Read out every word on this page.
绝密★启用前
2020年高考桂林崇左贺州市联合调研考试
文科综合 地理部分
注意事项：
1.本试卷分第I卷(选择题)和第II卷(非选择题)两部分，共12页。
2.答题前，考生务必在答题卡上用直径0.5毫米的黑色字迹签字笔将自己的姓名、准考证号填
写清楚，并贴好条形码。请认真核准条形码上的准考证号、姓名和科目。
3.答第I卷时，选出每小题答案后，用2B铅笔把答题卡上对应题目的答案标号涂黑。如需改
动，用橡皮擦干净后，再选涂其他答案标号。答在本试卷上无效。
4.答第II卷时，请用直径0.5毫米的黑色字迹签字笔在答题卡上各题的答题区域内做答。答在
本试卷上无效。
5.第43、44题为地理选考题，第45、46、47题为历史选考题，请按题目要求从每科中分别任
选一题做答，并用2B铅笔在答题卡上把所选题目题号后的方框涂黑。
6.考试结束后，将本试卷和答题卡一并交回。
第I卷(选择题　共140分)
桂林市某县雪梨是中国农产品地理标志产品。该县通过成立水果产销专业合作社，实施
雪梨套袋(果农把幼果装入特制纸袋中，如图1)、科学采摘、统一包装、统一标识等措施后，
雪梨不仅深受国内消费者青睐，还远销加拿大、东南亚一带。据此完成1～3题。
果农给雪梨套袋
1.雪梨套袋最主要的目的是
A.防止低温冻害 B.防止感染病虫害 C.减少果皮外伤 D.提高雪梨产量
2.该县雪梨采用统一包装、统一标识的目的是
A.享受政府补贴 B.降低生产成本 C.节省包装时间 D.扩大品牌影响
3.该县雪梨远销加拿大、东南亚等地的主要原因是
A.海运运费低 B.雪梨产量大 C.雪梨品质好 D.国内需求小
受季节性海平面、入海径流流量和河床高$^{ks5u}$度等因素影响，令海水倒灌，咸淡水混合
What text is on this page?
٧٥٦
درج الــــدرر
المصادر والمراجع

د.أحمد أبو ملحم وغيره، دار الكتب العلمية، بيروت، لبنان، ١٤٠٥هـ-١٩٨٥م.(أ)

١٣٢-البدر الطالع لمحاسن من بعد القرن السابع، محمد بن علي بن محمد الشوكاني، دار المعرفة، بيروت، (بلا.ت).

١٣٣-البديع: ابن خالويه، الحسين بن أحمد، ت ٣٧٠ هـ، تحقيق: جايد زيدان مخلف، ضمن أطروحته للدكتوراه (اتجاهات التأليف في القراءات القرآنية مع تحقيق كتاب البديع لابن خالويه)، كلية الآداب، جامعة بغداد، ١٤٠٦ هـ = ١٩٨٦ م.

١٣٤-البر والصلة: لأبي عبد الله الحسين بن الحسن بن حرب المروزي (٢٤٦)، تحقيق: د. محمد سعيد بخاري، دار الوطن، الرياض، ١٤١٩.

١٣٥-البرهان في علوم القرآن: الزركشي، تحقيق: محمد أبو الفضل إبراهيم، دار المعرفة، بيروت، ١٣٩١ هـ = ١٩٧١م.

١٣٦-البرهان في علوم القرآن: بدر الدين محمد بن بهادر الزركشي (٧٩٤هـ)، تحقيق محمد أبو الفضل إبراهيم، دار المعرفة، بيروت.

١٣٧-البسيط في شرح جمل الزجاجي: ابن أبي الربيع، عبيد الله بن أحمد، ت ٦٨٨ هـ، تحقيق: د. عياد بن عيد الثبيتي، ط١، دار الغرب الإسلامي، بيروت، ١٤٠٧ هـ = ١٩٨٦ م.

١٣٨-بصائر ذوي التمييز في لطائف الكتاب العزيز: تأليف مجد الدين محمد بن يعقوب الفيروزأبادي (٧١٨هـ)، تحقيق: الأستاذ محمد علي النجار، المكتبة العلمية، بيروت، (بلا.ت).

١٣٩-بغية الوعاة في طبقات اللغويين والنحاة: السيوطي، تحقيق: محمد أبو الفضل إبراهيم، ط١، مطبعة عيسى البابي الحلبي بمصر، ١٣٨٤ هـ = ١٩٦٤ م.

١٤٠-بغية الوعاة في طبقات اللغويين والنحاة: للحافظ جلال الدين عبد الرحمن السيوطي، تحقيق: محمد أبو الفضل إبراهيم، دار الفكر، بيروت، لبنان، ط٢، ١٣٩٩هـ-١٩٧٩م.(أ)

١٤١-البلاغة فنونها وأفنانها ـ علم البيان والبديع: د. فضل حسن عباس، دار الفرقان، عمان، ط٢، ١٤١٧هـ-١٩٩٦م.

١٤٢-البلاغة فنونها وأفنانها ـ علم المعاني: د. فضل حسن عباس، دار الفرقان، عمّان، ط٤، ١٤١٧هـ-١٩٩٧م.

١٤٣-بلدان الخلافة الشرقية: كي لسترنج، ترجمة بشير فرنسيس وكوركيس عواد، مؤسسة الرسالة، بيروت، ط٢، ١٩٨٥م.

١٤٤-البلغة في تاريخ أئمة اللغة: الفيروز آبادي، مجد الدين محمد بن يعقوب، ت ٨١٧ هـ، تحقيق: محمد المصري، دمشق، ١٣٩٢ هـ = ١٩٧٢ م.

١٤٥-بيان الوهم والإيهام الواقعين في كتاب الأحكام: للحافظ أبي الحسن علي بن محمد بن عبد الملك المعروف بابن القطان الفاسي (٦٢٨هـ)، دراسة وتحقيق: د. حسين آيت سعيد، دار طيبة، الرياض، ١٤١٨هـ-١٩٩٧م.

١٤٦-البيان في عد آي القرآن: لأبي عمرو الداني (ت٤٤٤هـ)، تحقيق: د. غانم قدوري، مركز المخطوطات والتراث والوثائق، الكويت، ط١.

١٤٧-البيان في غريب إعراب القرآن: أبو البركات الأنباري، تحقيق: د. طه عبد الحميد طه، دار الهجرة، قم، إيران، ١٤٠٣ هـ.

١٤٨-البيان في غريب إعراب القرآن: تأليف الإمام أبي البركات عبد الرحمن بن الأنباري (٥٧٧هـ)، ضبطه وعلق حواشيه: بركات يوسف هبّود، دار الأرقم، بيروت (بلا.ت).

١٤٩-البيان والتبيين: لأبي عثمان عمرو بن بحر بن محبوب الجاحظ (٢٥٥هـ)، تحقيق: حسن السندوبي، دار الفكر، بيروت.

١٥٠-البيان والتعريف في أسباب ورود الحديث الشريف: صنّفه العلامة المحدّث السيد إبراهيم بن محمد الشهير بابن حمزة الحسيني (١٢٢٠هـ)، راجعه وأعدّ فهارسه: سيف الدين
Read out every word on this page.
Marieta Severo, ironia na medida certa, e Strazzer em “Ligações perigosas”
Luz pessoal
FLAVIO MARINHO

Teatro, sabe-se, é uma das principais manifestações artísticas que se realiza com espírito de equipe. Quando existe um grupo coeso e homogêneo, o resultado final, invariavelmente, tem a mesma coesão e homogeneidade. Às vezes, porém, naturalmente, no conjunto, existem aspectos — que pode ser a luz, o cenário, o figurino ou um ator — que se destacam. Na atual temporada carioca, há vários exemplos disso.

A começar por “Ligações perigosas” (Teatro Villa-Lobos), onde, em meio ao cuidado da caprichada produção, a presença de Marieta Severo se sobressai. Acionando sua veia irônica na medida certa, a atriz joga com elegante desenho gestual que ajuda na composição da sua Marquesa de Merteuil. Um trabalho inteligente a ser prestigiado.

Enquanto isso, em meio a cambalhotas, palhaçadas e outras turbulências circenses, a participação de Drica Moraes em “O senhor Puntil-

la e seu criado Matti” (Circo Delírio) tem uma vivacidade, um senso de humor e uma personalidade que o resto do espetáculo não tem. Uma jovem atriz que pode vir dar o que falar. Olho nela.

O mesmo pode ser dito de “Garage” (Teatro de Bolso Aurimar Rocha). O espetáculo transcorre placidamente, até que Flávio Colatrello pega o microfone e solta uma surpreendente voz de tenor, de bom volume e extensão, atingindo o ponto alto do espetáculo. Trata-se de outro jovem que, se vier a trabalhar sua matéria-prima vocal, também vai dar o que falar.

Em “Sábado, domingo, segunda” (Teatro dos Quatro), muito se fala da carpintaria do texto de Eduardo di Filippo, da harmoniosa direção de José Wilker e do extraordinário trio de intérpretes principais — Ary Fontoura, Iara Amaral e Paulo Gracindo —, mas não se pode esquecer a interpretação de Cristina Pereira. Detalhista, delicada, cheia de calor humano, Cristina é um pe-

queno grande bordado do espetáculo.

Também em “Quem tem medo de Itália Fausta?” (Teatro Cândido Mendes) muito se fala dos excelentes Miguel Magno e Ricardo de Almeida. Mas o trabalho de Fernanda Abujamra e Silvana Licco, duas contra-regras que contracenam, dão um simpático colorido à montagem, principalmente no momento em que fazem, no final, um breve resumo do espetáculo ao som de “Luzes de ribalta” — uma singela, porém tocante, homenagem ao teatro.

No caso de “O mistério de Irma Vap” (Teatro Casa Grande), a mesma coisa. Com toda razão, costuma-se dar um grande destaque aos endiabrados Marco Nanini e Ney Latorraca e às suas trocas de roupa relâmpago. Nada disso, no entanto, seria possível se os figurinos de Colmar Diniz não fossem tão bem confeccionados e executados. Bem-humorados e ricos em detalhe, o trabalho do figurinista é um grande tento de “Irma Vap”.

+++++

#### Exercise brief:
Which lines above hold the word "سعيد"? Copy each of them.

#### The solution:
١٣٤-البر والصلة: لأبي عبد الله الحسين بن الحسن بن حرب المروزي (٢٤٦)، تحقيق: د. محمد سعيد بخاري، دار الوطن، الرياض، ١٤١٩.
١٤٥-بيان الوهم والإيهام الواقعين في كتاب الأحكام: للحافظ أبي الحسن علي بن محمد بن عبد الملك المعروف بابن القطان الفاسي (٦٢٨هـ)، دراسة وتحقيق: د. حسين آيت سعيد، دار طيبة، الرياض، ١٤١٨هـ-١٩٩٧م.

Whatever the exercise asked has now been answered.